■ Exercise task ■
Gather all lines containing the string "Consumption" and copy them out.

* Begin *

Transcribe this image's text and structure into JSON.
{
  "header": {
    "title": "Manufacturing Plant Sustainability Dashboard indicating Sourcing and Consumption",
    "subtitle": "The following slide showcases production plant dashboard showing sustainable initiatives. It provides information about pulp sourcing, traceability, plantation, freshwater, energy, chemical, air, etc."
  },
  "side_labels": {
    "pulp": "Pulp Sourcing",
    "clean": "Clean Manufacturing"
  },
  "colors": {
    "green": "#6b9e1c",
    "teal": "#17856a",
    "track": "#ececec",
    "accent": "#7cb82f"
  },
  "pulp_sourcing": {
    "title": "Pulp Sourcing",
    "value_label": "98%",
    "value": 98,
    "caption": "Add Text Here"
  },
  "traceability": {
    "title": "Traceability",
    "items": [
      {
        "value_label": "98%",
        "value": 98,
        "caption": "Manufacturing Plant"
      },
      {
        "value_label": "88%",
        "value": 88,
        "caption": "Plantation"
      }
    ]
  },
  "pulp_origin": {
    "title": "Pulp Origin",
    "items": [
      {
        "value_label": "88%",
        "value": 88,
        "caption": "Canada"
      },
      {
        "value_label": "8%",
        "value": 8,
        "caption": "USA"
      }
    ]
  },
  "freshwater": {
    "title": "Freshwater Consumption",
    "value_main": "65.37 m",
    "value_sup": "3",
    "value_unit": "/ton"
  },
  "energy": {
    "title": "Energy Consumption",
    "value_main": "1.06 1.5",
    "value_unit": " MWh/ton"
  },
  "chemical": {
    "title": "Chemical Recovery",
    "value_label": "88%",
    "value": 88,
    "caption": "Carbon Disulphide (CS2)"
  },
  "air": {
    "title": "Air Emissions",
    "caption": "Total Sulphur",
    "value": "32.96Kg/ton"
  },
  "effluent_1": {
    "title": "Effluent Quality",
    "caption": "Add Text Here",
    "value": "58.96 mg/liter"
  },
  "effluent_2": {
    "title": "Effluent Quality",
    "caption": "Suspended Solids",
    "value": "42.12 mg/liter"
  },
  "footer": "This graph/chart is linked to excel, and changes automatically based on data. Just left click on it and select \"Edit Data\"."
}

* End *

■ Output below ■
    "title": "Manufacturing Plant Sustainability Dashboard indicating Sourcing and Consumption",
    "title": "Freshwater Consumption",
    "title": "Energy Consumption",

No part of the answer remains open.